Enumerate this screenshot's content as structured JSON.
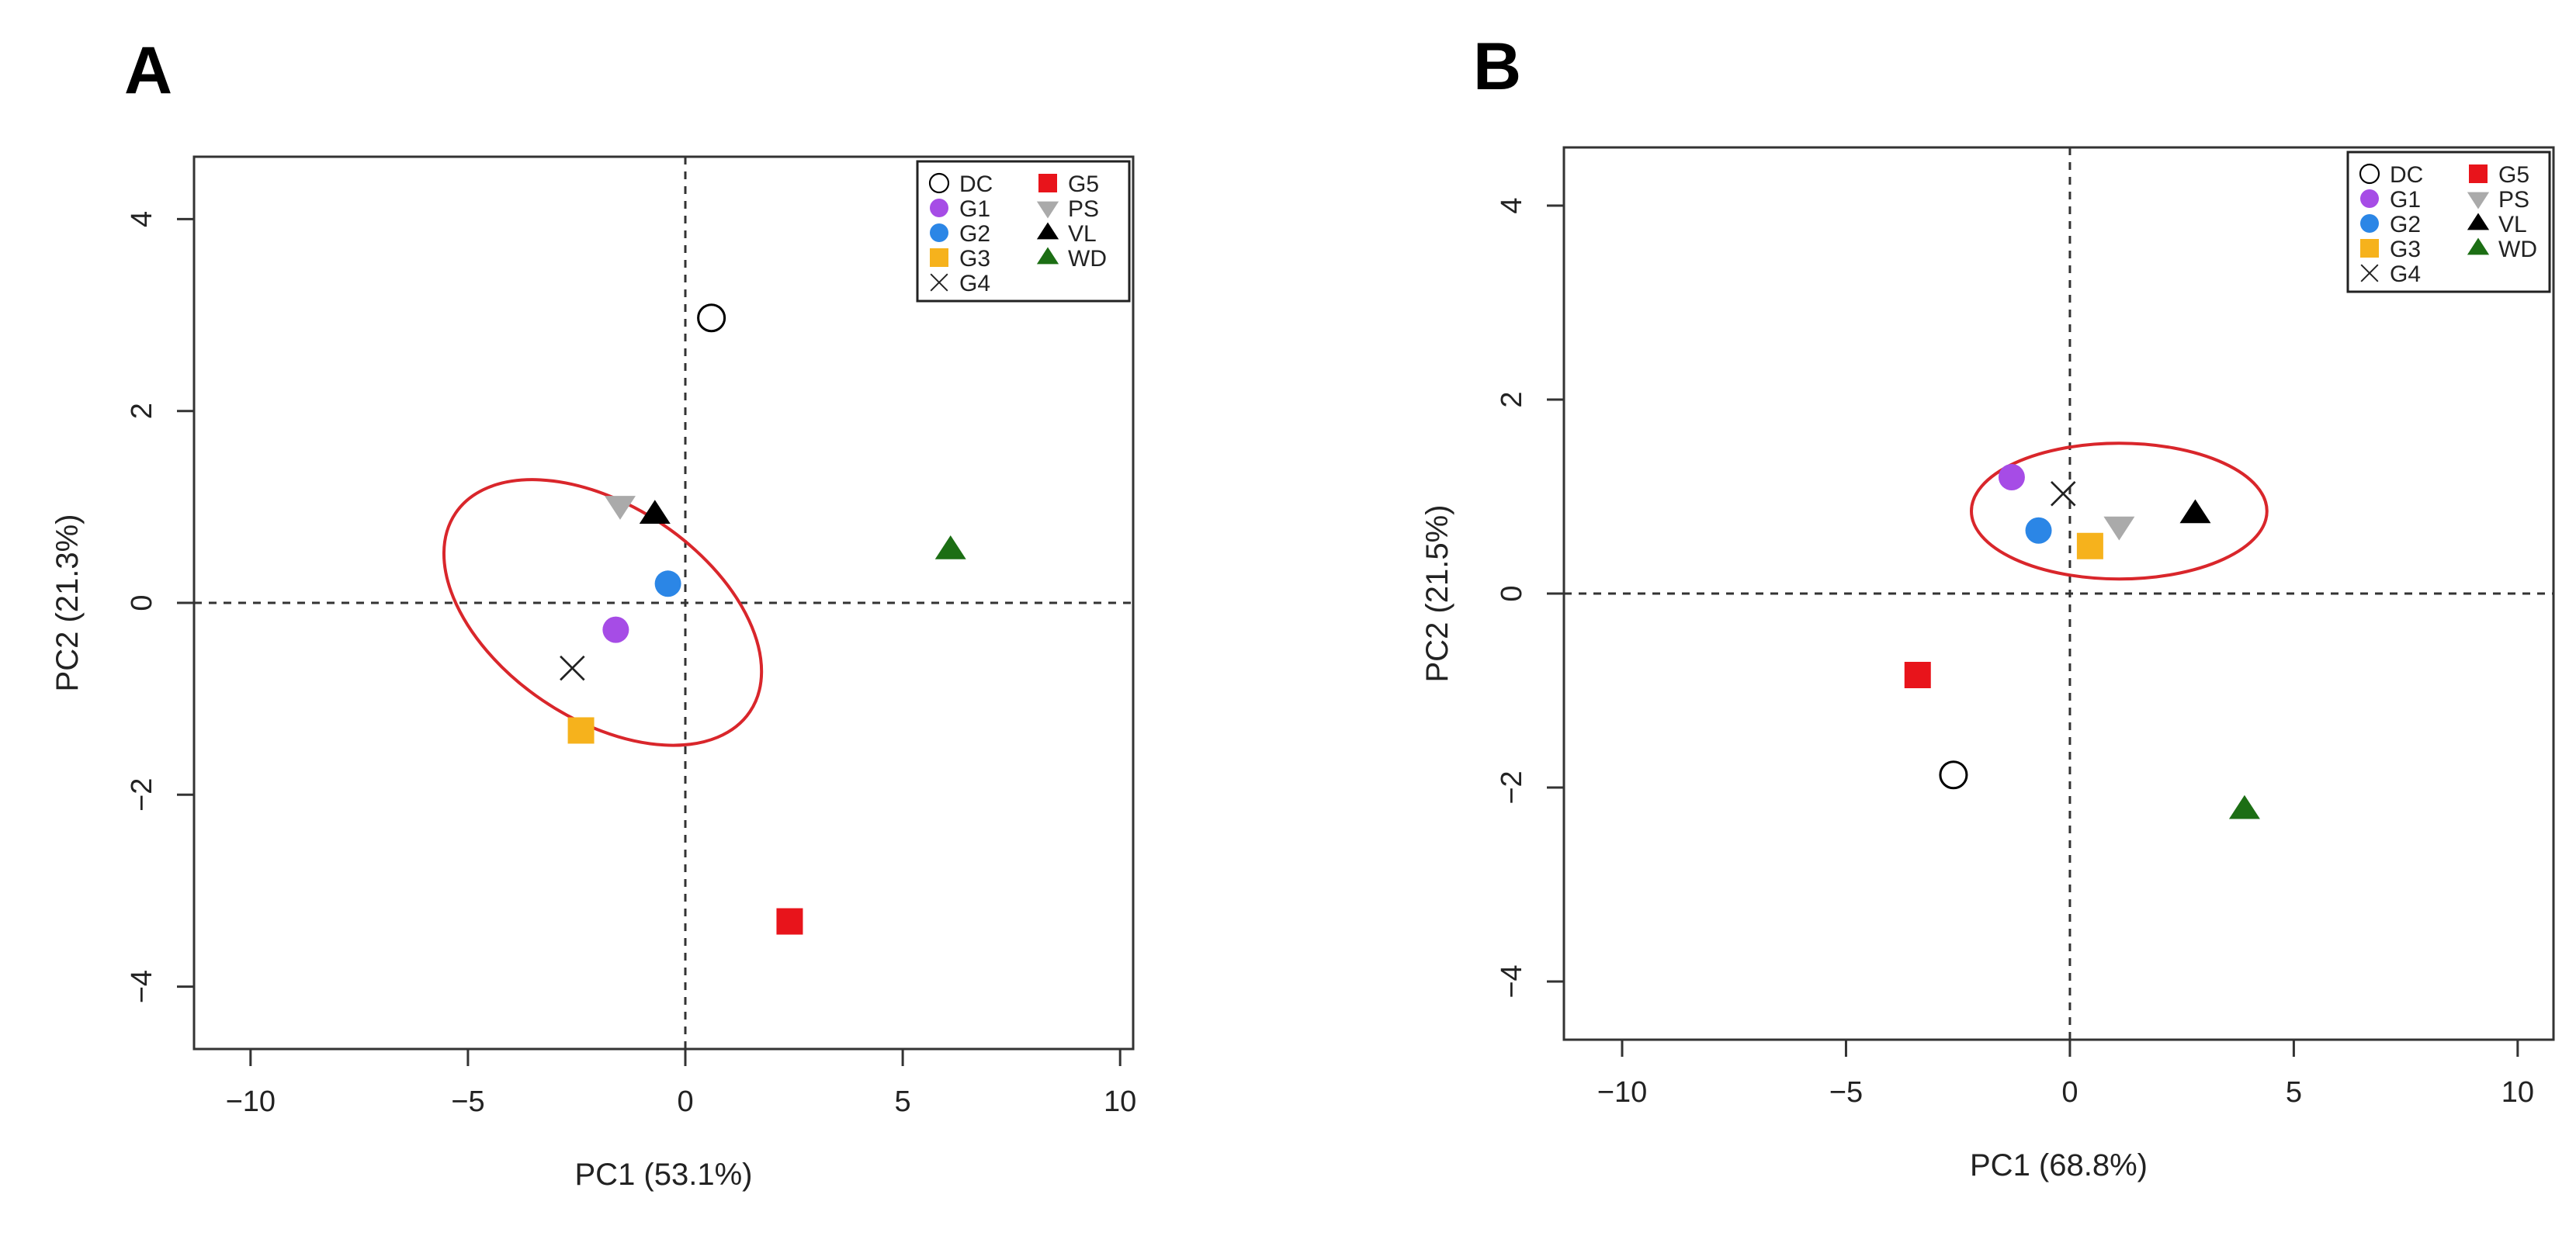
{
  "chart_data": [
    {
      "panel": "A",
      "type": "scatter",
      "xlabel": "PC1 (53.1%)",
      "ylabel": "PC2 (21.3%)",
      "xlim": [
        -11.3,
        10.3
      ],
      "ylim": [
        -4.65,
        4.65
      ],
      "xticks": [
        -10,
        -5,
        0,
        5,
        10
      ],
      "yticks": [
        -4,
        -2,
        0,
        2,
        4
      ],
      "legend_position": "top-right",
      "points": [
        {
          "label": "DC",
          "marker": "open-circle",
          "color": "#000000",
          "x": 0.6,
          "y": 2.97
        },
        {
          "label": "G1",
          "marker": "circle",
          "color": "#a64ce6",
          "x": -1.6,
          "y": -0.28
        },
        {
          "label": "G2",
          "marker": "circle",
          "color": "#2b86e6",
          "x": -0.4,
          "y": 0.2
        },
        {
          "label": "G3",
          "marker": "square",
          "color": "#f6b21c",
          "x": -2.4,
          "y": -1.33
        },
        {
          "label": "G4",
          "marker": "cross",
          "color": "#222222",
          "x": -2.6,
          "y": -0.68
        },
        {
          "label": "G5",
          "marker": "square",
          "color": "#e8141b",
          "x": 2.4,
          "y": -3.32
        },
        {
          "label": "PS",
          "marker": "triangle-down",
          "color": "#aaaaaa",
          "x": -1.5,
          "y": 1.02
        },
        {
          "label": "VL",
          "marker": "triangle",
          "color": "#000000",
          "x": -0.7,
          "y": 0.92
        },
        {
          "label": "WD",
          "marker": "triangle",
          "color": "#1c6e14",
          "x": 6.1,
          "y": 0.55
        }
      ],
      "ellipse": {
        "cx": -1.9,
        "cy": -0.1,
        "rx": 2.45,
        "ry": 1.85,
        "rotation_deg": -56,
        "color": "#d9262b"
      }
    },
    {
      "panel": "B",
      "type": "scatter",
      "xlabel": "PC1 (68.8%)",
      "ylabel": "PC2 (21.5%)",
      "xlim": [
        -11.3,
        10.8
      ],
      "ylim": [
        -4.6,
        4.6
      ],
      "xticks": [
        -10,
        -5,
        0,
        5,
        10
      ],
      "yticks": [
        -4,
        -2,
        0,
        2,
        4
      ],
      "legend_position": "top-right",
      "points": [
        {
          "label": "DC",
          "marker": "open-circle",
          "color": "#000000",
          "x": -2.6,
          "y": -1.87
        },
        {
          "label": "G1",
          "marker": "circle",
          "color": "#a64ce6",
          "x": -1.3,
          "y": 1.2
        },
        {
          "label": "G2",
          "marker": "circle",
          "color": "#2b86e6",
          "x": -0.7,
          "y": 0.65
        },
        {
          "label": "G3",
          "marker": "square",
          "color": "#f6b21c",
          "x": 0.45,
          "y": 0.49
        },
        {
          "label": "G4",
          "marker": "cross",
          "color": "#222222",
          "x": -0.15,
          "y": 1.03
        },
        {
          "label": "G5",
          "marker": "square",
          "color": "#e8141b",
          "x": -3.4,
          "y": -0.84
        },
        {
          "label": "PS",
          "marker": "triangle-down",
          "color": "#aaaaaa",
          "x": 1.1,
          "y": 0.7
        },
        {
          "label": "VL",
          "marker": "triangle",
          "color": "#000000",
          "x": 2.8,
          "y": 0.82
        },
        {
          "label": "WD",
          "marker": "triangle",
          "color": "#1c6e14",
          "x": 3.9,
          "y": -2.23
        }
      ],
      "ellipse": {
        "cx": 1.1,
        "cy": 0.85,
        "rx": 3.3,
        "ry": 0.7,
        "rotation_deg": 0,
        "color": "#d9262b"
      }
    }
  ]
}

************

> Your objective
All the records above need to be given again word for word. Skip the pictures.

> Complete output
Enumerate this screenshot's content as structured JSON.
{
  "chart_data": [
    {
      "panel": "A",
      "type": "scatter",
      "xlabel": "PC1 (53.1%)",
      "ylabel": "PC2 (21.3%)",
      "xlim": [
        -11.3,
        10.3
      ],
      "ylim": [
        -4.65,
        4.65
      ],
      "xticks": [
        -10,
        -5,
        0,
        5,
        10
      ],
      "yticks": [
        -4,
        -2,
        0,
        2,
        4
      ],
      "legend_position": "top-right",
      "points": [
        {
          "label": "DC",
          "marker": "open-circle",
          "color": "#000000",
          "x": 0.6,
          "y": 2.97
        },
        {
          "label": "G1",
          "marker": "circle",
          "color": "#a64ce6",
          "x": -1.6,
          "y": -0.28
        },
        {
          "label": "G2",
          "marker": "circle",
          "color": "#2b86e6",
          "x": -0.4,
          "y": 0.2
        },
        {
          "label": "G3",
          "marker": "square",
          "color": "#f6b21c",
          "x": -2.4,
          "y": -1.33
        },
        {
          "label": "G4",
          "marker": "cross",
          "color": "#222222",
          "x": -2.6,
          "y": -0.68
        },
        {
          "label": "G5",
          "marker": "square",
          "color": "#e8141b",
          "x": 2.4,
          "y": -3.32
        },
        {
          "label": "PS",
          "marker": "triangle-down",
          "color": "#aaaaaa",
          "x": -1.5,
          "y": 1.02
        },
        {
          "label": "VL",
          "marker": "triangle",
          "color": "#000000",
          "x": -0.7,
          "y": 0.92
        },
        {
          "label": "WD",
          "marker": "triangle",
          "color": "#1c6e14",
          "x": 6.1,
          "y": 0.55
        }
      ],
      "ellipse": {
        "cx": -1.9,
        "cy": -0.1,
        "rx": 2.45,
        "ry": 1.85,
        "rotation_deg": -56,
        "color": "#d9262b"
      }
    },
    {
      "panel": "B",
      "type": "scatter",
      "xlabel": "PC1 (68.8%)",
      "ylabel": "PC2 (21.5%)",
      "xlim": [
        -11.3,
        10.8
      ],
      "ylim": [
        -4.6,
        4.6
      ],
      "xticks": [
        -10,
        -5,
        0,
        5,
        10
      ],
      "yticks": [
        -4,
        -2,
        0,
        2,
        4
      ],
      "legend_position": "top-right",
      "points": [
        {
          "label": "DC",
          "marker": "open-circle",
          "color": "#000000",
          "x": -2.6,
          "y": -1.87
        },
        {
          "label": "G1",
          "marker": "circle",
          "color": "#a64ce6",
          "x": -1.3,
          "y": 1.2
        },
        {
          "label": "G2",
          "marker": "circle",
          "color": "#2b86e6",
          "x": -0.7,
          "y": 0.65
        },
        {
          "label": "G3",
          "marker": "square",
          "color": "#f6b21c",
          "x": 0.45,
          "y": 0.49
        },
        {
          "label": "G4",
          "marker": "cross",
          "color": "#222222",
          "x": -0.15,
          "y": 1.03
        },
        {
          "label": "G5",
          "marker": "square",
          "color": "#e8141b",
          "x": -3.4,
          "y": -0.84
        },
        {
          "label": "PS",
          "marker": "triangle-down",
          "color": "#aaaaaa",
          "x": 1.1,
          "y": 0.7
        },
        {
          "label": "VL",
          "marker": "triangle",
          "color": "#000000",
          "x": 2.8,
          "y": 0.82
        },
        {
          "label": "WD",
          "marker": "triangle",
          "color": "#1c6e14",
          "x": 3.9,
          "y": -2.23
        }
      ],
      "ellipse": {
        "cx": 1.1,
        "cy": 0.85,
        "rx": 3.3,
        "ry": 0.7,
        "rotation_deg": 0,
        "color": "#d9262b"
      }
    }
  ]
}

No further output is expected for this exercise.